- DATA LISTING -
══════════
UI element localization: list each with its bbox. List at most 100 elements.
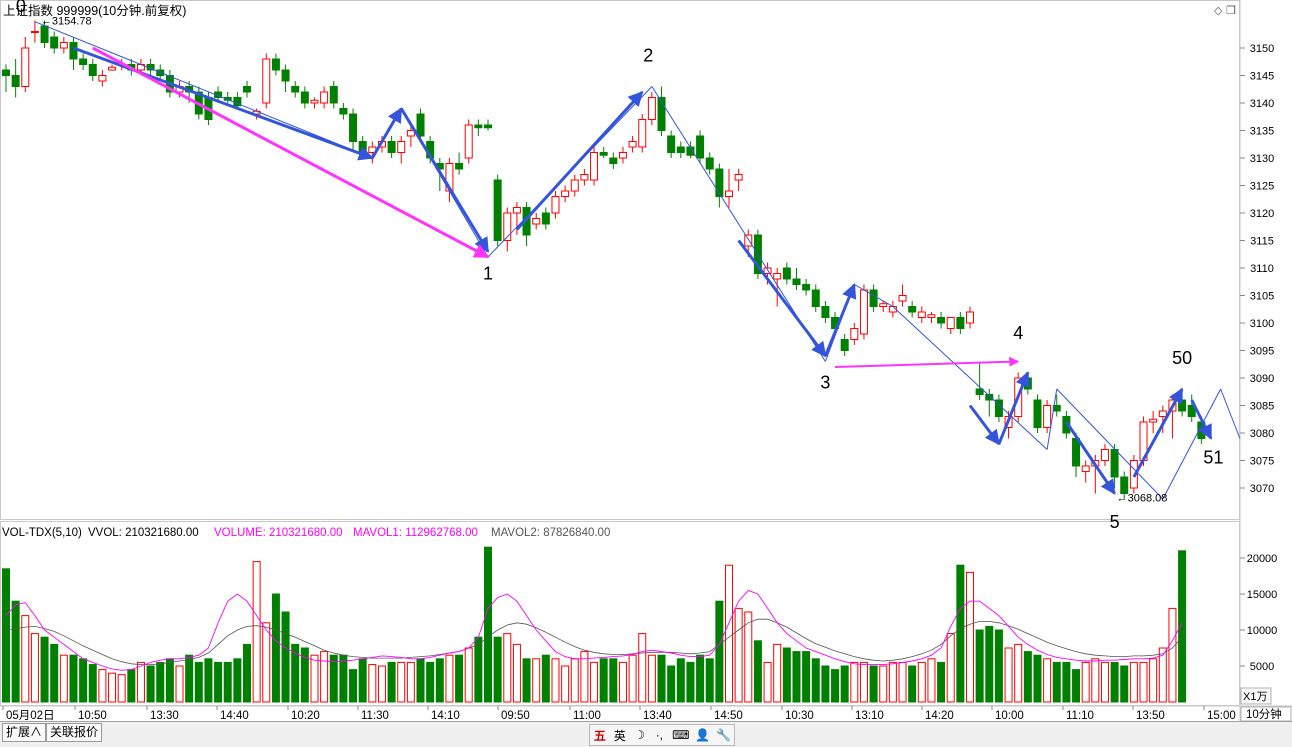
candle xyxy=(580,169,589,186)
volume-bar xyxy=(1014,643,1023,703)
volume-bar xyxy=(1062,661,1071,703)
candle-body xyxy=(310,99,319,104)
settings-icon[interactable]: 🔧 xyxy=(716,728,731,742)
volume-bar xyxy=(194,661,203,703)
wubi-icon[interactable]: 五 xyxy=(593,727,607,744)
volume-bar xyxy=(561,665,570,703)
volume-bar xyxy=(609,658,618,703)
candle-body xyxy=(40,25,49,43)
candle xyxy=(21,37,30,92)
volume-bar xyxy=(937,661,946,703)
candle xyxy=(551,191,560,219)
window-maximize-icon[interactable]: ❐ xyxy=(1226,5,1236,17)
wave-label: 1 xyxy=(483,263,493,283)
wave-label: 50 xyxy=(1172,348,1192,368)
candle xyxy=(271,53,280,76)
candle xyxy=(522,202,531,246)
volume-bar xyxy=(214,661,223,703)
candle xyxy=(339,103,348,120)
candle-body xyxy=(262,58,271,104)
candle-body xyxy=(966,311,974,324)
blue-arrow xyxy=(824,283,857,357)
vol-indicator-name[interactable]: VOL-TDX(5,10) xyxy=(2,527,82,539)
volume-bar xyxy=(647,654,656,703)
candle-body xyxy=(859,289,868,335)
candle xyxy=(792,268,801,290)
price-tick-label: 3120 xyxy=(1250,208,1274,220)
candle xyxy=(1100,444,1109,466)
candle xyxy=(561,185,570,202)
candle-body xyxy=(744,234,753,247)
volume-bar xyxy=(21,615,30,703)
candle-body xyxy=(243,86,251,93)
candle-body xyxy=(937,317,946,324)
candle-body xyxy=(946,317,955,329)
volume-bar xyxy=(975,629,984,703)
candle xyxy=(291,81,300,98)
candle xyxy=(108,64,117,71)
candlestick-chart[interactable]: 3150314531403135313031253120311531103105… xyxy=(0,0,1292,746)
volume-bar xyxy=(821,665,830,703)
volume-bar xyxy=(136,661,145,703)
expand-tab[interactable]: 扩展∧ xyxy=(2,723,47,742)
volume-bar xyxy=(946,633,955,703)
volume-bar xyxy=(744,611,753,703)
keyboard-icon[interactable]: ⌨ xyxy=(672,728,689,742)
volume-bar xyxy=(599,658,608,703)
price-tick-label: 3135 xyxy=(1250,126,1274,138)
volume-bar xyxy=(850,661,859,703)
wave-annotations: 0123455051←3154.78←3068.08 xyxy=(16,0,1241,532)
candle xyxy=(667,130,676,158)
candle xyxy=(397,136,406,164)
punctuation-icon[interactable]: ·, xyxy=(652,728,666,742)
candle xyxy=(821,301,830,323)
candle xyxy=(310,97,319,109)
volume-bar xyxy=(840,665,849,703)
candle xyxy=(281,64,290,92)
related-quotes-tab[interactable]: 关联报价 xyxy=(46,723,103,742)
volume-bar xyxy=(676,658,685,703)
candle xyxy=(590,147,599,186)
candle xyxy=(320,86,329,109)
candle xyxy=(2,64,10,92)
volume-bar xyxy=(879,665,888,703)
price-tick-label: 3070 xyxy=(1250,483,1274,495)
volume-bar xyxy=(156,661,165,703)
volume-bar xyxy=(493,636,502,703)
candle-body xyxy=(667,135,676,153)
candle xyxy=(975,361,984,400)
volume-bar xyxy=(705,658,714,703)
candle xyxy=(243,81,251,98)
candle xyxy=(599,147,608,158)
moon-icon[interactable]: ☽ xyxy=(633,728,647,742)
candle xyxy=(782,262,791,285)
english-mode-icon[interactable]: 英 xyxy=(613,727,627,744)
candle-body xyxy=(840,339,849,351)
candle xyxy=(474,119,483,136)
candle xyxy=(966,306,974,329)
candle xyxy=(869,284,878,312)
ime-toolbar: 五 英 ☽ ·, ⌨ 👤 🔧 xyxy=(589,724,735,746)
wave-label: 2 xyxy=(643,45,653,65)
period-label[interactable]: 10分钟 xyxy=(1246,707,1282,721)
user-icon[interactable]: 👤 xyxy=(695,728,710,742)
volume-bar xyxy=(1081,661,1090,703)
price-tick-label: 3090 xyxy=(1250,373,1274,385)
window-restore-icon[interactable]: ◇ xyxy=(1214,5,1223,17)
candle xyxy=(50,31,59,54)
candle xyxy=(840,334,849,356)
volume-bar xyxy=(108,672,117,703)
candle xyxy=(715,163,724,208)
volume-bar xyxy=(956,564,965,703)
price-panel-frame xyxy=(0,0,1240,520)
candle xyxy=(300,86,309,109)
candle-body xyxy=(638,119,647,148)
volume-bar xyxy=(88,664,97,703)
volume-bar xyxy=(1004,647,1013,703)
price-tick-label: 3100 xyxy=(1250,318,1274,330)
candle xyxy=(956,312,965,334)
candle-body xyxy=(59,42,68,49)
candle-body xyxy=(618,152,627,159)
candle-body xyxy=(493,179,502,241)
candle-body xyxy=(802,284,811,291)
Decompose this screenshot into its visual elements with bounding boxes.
══════════
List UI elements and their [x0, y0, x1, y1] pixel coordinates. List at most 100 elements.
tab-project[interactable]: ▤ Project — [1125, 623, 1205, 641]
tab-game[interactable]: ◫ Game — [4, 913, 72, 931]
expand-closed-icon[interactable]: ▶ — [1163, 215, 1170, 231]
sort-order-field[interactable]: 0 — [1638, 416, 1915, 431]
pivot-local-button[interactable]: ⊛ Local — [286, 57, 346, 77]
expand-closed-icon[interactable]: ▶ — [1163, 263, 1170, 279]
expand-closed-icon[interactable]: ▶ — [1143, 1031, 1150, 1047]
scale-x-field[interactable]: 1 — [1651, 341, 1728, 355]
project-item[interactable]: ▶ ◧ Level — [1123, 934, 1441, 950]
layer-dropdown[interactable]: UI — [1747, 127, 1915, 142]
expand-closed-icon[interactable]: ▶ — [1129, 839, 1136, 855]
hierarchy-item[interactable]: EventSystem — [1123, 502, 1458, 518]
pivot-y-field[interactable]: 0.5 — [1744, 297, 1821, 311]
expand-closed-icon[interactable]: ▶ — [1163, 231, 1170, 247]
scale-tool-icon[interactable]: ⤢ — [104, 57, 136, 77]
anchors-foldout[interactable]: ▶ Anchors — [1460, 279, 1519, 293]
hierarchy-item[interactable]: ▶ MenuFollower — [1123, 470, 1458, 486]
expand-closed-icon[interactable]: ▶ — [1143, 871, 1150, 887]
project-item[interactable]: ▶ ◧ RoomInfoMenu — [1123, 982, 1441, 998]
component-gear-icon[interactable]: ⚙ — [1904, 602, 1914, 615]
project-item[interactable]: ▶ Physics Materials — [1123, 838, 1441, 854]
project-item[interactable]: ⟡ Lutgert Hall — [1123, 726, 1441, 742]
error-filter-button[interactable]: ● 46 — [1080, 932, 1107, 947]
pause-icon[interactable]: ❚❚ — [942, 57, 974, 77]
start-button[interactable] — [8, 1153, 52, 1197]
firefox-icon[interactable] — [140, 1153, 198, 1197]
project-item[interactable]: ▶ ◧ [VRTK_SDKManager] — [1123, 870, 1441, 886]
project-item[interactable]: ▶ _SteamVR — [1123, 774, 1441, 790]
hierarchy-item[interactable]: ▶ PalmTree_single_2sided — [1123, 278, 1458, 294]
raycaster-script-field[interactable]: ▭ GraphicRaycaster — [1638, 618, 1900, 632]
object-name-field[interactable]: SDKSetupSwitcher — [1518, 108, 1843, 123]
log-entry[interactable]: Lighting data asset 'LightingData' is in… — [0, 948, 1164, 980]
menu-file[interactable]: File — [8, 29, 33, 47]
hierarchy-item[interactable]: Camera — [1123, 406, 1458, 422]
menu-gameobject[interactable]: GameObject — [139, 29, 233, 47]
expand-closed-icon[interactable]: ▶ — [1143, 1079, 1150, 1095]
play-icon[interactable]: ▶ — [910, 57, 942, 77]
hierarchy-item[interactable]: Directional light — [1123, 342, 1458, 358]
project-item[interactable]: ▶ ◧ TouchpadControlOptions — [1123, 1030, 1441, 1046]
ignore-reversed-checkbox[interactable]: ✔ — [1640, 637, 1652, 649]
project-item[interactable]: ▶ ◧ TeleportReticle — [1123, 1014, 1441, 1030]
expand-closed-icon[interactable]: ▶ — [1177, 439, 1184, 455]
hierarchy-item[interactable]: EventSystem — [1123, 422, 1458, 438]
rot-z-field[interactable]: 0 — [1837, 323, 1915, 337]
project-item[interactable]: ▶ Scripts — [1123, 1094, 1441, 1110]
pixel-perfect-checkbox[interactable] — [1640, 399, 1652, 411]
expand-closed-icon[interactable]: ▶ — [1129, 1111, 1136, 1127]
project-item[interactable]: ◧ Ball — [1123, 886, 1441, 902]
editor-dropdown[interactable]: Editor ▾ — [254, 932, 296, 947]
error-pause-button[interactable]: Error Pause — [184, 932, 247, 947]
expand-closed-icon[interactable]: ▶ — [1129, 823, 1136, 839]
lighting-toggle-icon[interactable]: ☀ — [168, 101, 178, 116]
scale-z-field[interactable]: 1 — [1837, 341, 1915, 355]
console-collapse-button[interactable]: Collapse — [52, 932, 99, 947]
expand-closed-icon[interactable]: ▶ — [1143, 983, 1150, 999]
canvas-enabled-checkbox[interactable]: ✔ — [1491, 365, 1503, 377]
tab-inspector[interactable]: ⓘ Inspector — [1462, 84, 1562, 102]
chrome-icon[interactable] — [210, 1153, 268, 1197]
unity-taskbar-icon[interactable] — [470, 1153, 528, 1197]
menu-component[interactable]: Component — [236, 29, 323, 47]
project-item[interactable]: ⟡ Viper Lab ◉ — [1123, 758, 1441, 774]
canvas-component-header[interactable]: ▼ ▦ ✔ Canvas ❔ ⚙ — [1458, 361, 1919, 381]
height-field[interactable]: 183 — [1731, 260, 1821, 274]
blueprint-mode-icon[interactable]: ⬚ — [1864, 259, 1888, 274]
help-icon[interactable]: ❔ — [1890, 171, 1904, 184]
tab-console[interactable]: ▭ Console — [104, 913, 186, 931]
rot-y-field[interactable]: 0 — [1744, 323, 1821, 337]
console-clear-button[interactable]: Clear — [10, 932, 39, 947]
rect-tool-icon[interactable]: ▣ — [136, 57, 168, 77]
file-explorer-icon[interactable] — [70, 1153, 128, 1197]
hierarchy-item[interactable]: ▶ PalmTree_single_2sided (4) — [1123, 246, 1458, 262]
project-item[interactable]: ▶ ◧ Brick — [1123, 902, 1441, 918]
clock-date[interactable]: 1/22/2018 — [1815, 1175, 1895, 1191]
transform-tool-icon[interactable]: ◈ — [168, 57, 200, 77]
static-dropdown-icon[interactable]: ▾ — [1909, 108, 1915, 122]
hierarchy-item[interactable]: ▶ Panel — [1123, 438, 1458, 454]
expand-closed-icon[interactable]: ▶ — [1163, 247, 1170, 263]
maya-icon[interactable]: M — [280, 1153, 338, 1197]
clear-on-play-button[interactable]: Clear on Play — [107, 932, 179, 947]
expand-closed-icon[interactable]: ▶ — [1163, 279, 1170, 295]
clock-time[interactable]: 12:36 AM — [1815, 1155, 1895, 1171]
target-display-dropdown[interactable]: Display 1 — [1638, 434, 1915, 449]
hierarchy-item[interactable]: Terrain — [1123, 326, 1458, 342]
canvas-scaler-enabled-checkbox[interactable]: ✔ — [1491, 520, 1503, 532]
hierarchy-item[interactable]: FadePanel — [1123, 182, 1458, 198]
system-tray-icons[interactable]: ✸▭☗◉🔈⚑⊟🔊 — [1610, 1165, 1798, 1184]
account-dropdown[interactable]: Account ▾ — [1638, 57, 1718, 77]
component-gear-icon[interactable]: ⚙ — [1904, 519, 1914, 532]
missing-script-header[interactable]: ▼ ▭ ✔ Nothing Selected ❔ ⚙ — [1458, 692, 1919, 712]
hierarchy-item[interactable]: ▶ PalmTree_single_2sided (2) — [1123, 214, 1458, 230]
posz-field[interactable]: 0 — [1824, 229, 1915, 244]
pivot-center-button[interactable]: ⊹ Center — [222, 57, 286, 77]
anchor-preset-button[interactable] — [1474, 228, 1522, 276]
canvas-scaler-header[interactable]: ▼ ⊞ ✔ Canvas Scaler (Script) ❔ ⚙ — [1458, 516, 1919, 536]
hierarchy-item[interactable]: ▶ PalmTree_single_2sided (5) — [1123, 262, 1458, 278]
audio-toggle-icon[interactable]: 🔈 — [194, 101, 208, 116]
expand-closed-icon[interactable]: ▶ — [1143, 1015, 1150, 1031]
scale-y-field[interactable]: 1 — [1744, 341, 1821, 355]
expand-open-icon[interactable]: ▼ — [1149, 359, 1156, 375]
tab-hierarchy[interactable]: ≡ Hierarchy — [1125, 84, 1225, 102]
══════════
- WORK INSTRUCTIONS -
Render the entries starting at the line containing "candle xyxy=(580,169,589,186)" and ending at the line containing "volume-bar xyxy=(840,665,849,703)" as a numbered list, leaving out any blank lines.

- TASK ANSWER -
1. candle xyxy=(580,169,589,186)
2. volume-bar xyxy=(1014,643,1023,703)
3. volume-bar xyxy=(1062,661,1071,703)
4. candle-body xyxy=(310,99,319,104)
5. settings-icon[interactable]: 🔧 xyxy=(716,728,731,742)
6. volume-bar xyxy=(194,661,203,703)
7. wubi-icon[interactable]: 五 xyxy=(593,727,607,744)
8. volume-bar xyxy=(561,665,570,703)
9. volume-bar xyxy=(609,658,618,703)
10. candle-body xyxy=(40,25,49,43)
11. candle xyxy=(21,37,30,92)
12. volume-bar xyxy=(937,661,946,703)
13. candle xyxy=(551,191,560,219)
14. window-maximize-icon[interactable]: ❐ xyxy=(1226,5,1236,17)
15. wave-label: 1 xyxy=(483,263,493,283)
16. wave-label: 50 xyxy=(1172,348,1192,368)
17. candle xyxy=(271,53,280,76)
18. candle xyxy=(522,202,531,246)
19. volume-bar xyxy=(214,661,223,703)
20. candle xyxy=(339,103,348,120)
21. candle-body xyxy=(262,58,271,104)
22. candle-body xyxy=(966,311,974,324)
23. blue-arrow xyxy=(824,283,857,357)
24. vol-indicator-name[interactable]: VOL-TDX(5,10) xyxy=(2,527,82,539)
25. volume-bar xyxy=(647,654,656,703)
26. candle-body xyxy=(859,289,868,335)
27. candle xyxy=(792,268,801,290)
28. price-tick-label: 3120 xyxy=(1250,208,1274,220)
29. candle xyxy=(1100,444,1109,466)
30. candle xyxy=(561,185,570,202)
31. candle-body xyxy=(744,234,753,247)
32. volume-bar xyxy=(21,615,30,703)
33. candle-body xyxy=(243,86,251,93)
34. candle-body xyxy=(937,317,946,324)
35. candle-body xyxy=(946,317,955,329)
36. volume-bar xyxy=(975,629,984,703)
37. candle xyxy=(291,81,300,98)
38. candle xyxy=(108,64,117,71)
39. candlestick-chart[interactable]: 3150314531403135313031253120311531103105… xyxy=(0,0,1292,746)
40. volume-bar xyxy=(821,665,830,703)
41. volume-bar xyxy=(136,661,145,703)
42. expand-tab[interactable]: 扩展∧ xyxy=(2,723,47,742)
43. volume-bar xyxy=(946,633,955,703)
44. volume-bar xyxy=(744,611,753,703)
45. keyboard-icon[interactable]: ⌨ xyxy=(672,728,689,742)
46. volume-bar xyxy=(599,658,608,703)
47. price-tick-label: 3135 xyxy=(1250,126,1274,138)
48. volume-bar xyxy=(850,661,859,703)
49. wave-annotations: 0123455051←3154.78←3068.08 xyxy=(16,0,1241,532)
50. candle xyxy=(667,130,676,158)
51. candle xyxy=(397,136,406,164)
52. punctuation-icon[interactable]: ·, xyxy=(652,728,666,742)
53. candle xyxy=(821,301,830,323)
54. candle xyxy=(310,97,319,109)
55. volume-bar xyxy=(840,665,849,703)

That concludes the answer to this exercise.